◆ Goal of the exercise
Can you copy out each of these rows word for word, without changing a single character?

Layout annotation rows
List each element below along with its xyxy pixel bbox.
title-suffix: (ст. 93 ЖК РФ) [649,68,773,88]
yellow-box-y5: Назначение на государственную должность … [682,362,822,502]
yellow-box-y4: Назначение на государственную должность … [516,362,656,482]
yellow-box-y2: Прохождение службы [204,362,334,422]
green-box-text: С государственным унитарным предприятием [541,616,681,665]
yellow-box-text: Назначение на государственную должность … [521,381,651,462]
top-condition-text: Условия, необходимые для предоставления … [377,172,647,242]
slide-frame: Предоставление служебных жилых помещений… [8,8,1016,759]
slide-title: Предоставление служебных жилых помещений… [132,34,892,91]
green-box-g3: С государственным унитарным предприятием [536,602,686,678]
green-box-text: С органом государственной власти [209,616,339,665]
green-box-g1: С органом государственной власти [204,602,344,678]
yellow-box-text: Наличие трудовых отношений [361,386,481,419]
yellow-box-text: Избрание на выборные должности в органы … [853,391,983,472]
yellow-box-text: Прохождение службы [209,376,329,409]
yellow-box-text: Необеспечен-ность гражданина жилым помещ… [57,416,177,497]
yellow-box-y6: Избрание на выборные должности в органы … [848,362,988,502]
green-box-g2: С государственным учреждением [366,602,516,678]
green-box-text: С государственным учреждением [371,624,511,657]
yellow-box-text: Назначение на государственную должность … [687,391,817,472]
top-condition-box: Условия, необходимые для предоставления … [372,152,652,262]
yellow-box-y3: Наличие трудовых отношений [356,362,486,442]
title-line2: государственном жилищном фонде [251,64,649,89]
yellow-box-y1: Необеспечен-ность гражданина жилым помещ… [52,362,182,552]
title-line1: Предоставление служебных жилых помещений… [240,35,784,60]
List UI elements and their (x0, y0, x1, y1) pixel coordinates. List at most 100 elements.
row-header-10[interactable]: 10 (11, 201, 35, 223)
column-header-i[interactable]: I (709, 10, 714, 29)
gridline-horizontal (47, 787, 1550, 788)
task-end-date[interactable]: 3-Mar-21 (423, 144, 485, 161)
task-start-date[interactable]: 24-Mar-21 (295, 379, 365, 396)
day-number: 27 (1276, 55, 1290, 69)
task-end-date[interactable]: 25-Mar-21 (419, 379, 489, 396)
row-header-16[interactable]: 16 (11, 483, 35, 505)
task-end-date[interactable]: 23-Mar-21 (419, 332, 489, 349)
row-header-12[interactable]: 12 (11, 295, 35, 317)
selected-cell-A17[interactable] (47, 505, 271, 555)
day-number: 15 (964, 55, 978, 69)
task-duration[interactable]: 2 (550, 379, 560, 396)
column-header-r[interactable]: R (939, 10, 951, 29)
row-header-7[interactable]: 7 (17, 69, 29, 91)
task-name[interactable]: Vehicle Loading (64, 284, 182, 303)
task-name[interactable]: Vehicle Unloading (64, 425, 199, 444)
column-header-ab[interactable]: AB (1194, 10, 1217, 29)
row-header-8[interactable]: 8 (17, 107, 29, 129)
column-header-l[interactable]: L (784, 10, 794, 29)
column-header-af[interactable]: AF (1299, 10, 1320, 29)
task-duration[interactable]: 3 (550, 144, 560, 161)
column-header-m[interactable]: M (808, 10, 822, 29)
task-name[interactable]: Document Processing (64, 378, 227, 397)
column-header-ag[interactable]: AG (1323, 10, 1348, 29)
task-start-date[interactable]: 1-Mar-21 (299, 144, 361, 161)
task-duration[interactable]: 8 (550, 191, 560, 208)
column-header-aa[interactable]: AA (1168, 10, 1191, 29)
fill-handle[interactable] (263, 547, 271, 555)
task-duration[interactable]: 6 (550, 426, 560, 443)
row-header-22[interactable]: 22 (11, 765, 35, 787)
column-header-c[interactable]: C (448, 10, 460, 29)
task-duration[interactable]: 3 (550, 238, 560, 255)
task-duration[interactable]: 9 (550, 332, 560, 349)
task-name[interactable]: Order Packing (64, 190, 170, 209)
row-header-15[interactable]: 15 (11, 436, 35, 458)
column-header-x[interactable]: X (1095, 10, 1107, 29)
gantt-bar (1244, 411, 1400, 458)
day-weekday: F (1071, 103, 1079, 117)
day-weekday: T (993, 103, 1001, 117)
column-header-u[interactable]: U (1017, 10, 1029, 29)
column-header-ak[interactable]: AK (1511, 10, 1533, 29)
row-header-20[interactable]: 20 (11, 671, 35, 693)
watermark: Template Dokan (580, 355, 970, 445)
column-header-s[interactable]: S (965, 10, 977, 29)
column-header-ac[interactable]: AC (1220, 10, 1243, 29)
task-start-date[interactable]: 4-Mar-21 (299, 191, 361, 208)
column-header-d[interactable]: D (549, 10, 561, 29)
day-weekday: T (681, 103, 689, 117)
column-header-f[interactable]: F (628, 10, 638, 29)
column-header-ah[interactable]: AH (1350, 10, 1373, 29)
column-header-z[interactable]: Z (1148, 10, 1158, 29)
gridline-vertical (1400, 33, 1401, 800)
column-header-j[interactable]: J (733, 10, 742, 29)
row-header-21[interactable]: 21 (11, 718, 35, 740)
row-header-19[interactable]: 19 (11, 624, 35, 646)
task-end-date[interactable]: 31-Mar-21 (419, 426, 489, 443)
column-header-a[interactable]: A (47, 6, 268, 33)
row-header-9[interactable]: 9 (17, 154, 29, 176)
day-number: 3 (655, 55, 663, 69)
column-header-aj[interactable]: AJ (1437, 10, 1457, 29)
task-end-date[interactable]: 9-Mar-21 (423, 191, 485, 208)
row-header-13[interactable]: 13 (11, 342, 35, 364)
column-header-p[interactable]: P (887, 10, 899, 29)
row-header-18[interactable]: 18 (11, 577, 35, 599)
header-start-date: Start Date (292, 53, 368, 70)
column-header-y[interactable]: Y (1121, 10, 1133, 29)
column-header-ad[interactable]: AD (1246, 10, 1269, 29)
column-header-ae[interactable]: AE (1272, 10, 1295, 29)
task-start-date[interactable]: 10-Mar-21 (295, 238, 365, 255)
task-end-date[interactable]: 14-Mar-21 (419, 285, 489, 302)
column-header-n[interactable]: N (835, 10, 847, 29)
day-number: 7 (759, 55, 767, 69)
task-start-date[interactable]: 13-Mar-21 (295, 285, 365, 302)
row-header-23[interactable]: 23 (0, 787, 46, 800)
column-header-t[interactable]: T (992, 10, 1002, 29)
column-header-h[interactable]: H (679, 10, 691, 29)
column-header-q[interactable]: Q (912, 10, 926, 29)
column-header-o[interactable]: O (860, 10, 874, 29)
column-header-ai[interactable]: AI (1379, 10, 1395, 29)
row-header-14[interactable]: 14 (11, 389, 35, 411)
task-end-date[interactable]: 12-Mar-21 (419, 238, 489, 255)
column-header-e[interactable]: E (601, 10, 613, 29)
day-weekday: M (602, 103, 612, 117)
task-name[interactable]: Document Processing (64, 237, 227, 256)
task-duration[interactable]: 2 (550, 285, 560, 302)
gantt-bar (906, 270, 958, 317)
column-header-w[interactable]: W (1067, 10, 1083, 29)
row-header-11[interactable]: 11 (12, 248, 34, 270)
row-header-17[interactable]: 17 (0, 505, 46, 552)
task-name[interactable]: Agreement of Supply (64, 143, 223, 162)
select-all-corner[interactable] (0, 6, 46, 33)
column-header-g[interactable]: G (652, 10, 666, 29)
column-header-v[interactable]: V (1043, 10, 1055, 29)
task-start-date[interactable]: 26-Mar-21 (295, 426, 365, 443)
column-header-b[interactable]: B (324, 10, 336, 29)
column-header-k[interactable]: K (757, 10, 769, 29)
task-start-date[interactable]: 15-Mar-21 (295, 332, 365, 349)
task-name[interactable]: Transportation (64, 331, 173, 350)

◆ Task output
List each element below along with its xyxy pixel bbox.
title-suffix: (ст. 93 ЖК РФ) [649,68,773,88]
yellow-box-y5: Назначение на государственную должность … [682,362,822,502]
yellow-box-y4: Назначение на государственную должность … [516,362,656,482]
yellow-box-y2: Прохождение службы [204,362,334,422]
green-box-text: С государственным унитарным предприятием [541,616,681,665]
yellow-box-text: Назначение на государственную должность … [521,381,651,462]
top-condition-text: Условия, необходимые для предоставления … [377,172,647,242]
slide-frame: Предоставление служебных жилых помещений… [8,8,1016,759]
slide-title: Предоставление служебных жилых помещений… [132,34,892,91]
green-box-g3: С государственным унитарным предприятием [536,602,686,678]
green-box-text: С органом государственной власти [209,616,339,665]
green-box-g1: С органом государственной власти [204,602,344,678]
yellow-box-text: Наличие трудовых отношений [361,386,481,419]
yellow-box-text: Избрание на выборные должности в органы … [853,391,983,472]
yellow-box-text: Прохождение службы [209,376,329,409]
yellow-box-text: Необеспечен-ность гражданина жилым помещ… [57,416,177,497]
yellow-box-y6: Избрание на выборные должности в органы … [848,362,988,502]
green-box-g2: С государственным учреждением [366,602,516,678]
green-box-text: С государственным учреждением [371,624,511,657]
yellow-box-text: Назначение на государственную должность … [687,391,817,472]
top-condition-box: Условия, необходимые для предоставления … [372,152,652,262]
yellow-box-y3: Наличие трудовых отношений [356,362,486,442]
title-line2: государственном жилищном фонде [251,64,649,89]
yellow-box-y1: Необеспечен-ность гражданина жилым помещ… [52,362,182,552]
title-line1: Предоставление служебных жилых помещений… [240,35,784,60]
List UI elements and their (x0, y0, x1, y1) pixel coordinates. List at most 100 elements.
row-header-10[interactable]: 10 (11, 201, 35, 223)
column-header-i[interactable]: I (709, 10, 714, 29)
gridline-horizontal (47, 787, 1550, 788)
task-end-date[interactable]: 3-Mar-21 (423, 144, 485, 161)
task-start-date[interactable]: 24-Mar-21 (295, 379, 365, 396)
day-number: 27 (1276, 55, 1290, 69)
task-end-date[interactable]: 25-Mar-21 (419, 379, 489, 396)
row-header-16[interactable]: 16 (11, 483, 35, 505)
task-end-date[interactable]: 23-Mar-21 (419, 332, 489, 349)
row-header-12[interactable]: 12 (11, 295, 35, 317)
selected-cell-A17[interactable] (47, 505, 271, 555)
day-number: 15 (964, 55, 978, 69)
task-duration[interactable]: 2 (550, 379, 560, 396)
column-header-r[interactable]: R (939, 10, 951, 29)
row-header-7[interactable]: 7 (17, 69, 29, 91)
task-name[interactable]: Vehicle Loading (64, 284, 182, 303)
task-name[interactable]: Vehicle Unloading (64, 425, 199, 444)
column-header-ab[interactable]: AB (1194, 10, 1217, 29)
row-header-8[interactable]: 8 (17, 107, 29, 129)
column-header-l[interactable]: L (784, 10, 794, 29)
column-header-af[interactable]: AF (1299, 10, 1320, 29)
task-duration[interactable]: 3 (550, 144, 560, 161)
column-header-m[interactable]: M (808, 10, 822, 29)
task-name[interactable]: Document Processing (64, 378, 227, 397)
column-header-ag[interactable]: AG (1323, 10, 1348, 29)
task-start-date[interactable]: 1-Mar-21 (299, 144, 361, 161)
task-duration[interactable]: 8 (550, 191, 560, 208)
column-header-aa[interactable]: AA (1168, 10, 1191, 29)
fill-handle[interactable] (263, 547, 271, 555)
task-duration[interactable]: 6 (550, 426, 560, 443)
row-header-22[interactable]: 22 (11, 765, 35, 787)
column-header-c[interactable]: C (448, 10, 460, 29)
task-duration[interactable]: 3 (550, 238, 560, 255)
task-duration[interactable]: 9 (550, 332, 560, 349)
task-name[interactable]: Order Packing (64, 190, 170, 209)
row-header-15[interactable]: 15 (11, 436, 35, 458)
column-header-x[interactable]: X (1095, 10, 1107, 29)
gantt-bar (1244, 411, 1400, 458)
day-weekday: F (1071, 103, 1079, 117)
day-weekday: T (993, 103, 1001, 117)
column-header-u[interactable]: U (1017, 10, 1029, 29)
column-header-ak[interactable]: AK (1511, 10, 1533, 29)
row-header-20[interactable]: 20 (11, 671, 35, 693)
watermark: Template Dokan (580, 355, 970, 445)
column-header-s[interactable]: S (965, 10, 977, 29)
column-header-ac[interactable]: AC (1220, 10, 1243, 29)
task-start-date[interactable]: 4-Mar-21 (299, 191, 361, 208)
column-header-d[interactable]: D (549, 10, 561, 29)
day-weekday: T (681, 103, 689, 117)
column-header-f[interactable]: F (628, 10, 638, 29)
column-header-ah[interactable]: AH (1350, 10, 1373, 29)
column-header-z[interactable]: Z (1148, 10, 1158, 29)
gridline-vertical (1400, 33, 1401, 800)
column-header-j[interactable]: J (733, 10, 742, 29)
row-header-21[interactable]: 21 (11, 718, 35, 740)
row-header-19[interactable]: 19 (11, 624, 35, 646)
task-end-date[interactable]: 31-Mar-21 (419, 426, 489, 443)
column-header-a[interactable]: A (47, 6, 268, 33)
row-header-9[interactable]: 9 (17, 154, 29, 176)
day-number: 3 (655, 55, 663, 69)
column-header-aj[interactable]: AJ (1437, 10, 1457, 29)
task-end-date[interactable]: 9-Mar-21 (423, 191, 485, 208)
row-header-13[interactable]: 13 (11, 342, 35, 364)
column-header-p[interactable]: P (887, 10, 899, 29)
row-header-18[interactable]: 18 (11, 577, 35, 599)
header-start-date: Start Date (292, 53, 368, 70)
column-header-y[interactable]: Y (1121, 10, 1133, 29)
column-header-ad[interactable]: AD (1246, 10, 1269, 29)
column-header-ae[interactable]: AE (1272, 10, 1295, 29)
task-start-date[interactable]: 10-Mar-21 (295, 238, 365, 255)
task-end-date[interactable]: 14-Mar-21 (419, 285, 489, 302)
column-header-n[interactable]: N (835, 10, 847, 29)
day-number: 7 (759, 55, 767, 69)
task-start-date[interactable]: 13-Mar-21 (295, 285, 365, 302)
row-header-23[interactable]: 23 (0, 787, 46, 800)
column-header-t[interactable]: T (992, 10, 1002, 29)
column-header-h[interactable]: H (679, 10, 691, 29)
column-header-q[interactable]: Q (912, 10, 926, 29)
column-header-o[interactable]: O (860, 10, 874, 29)
column-header-ai[interactable]: AI (1379, 10, 1395, 29)
row-header-14[interactable]: 14 (11, 389, 35, 411)
task-end-date[interactable]: 12-Mar-21 (419, 238, 489, 255)
column-header-e[interactable]: E (601, 10, 613, 29)
day-weekday: M (602, 103, 612, 117)
task-name[interactable]: Document Processing (64, 237, 227, 256)
task-duration[interactable]: 2 (550, 285, 560, 302)
gantt-bar (906, 270, 958, 317)
column-header-w[interactable]: W (1067, 10, 1083, 29)
row-header-11[interactable]: 11 (12, 248, 34, 270)
row-header-17[interactable]: 17 (0, 505, 46, 552)
task-name[interactable]: Agreement of Supply (64, 143, 223, 162)
select-all-corner[interactable] (0, 6, 46, 33)
column-header-g[interactable]: G (652, 10, 666, 29)
column-header-v[interactable]: V (1043, 10, 1055, 29)
task-start-date[interactable]: 26-Mar-21 (295, 426, 365, 443)
column-header-b[interactable]: B (324, 10, 336, 29)
column-header-k[interactable]: K (757, 10, 769, 29)
task-start-date[interactable]: 15-Mar-21 (295, 332, 365, 349)
task-name[interactable]: Transportation (64, 331, 173, 350)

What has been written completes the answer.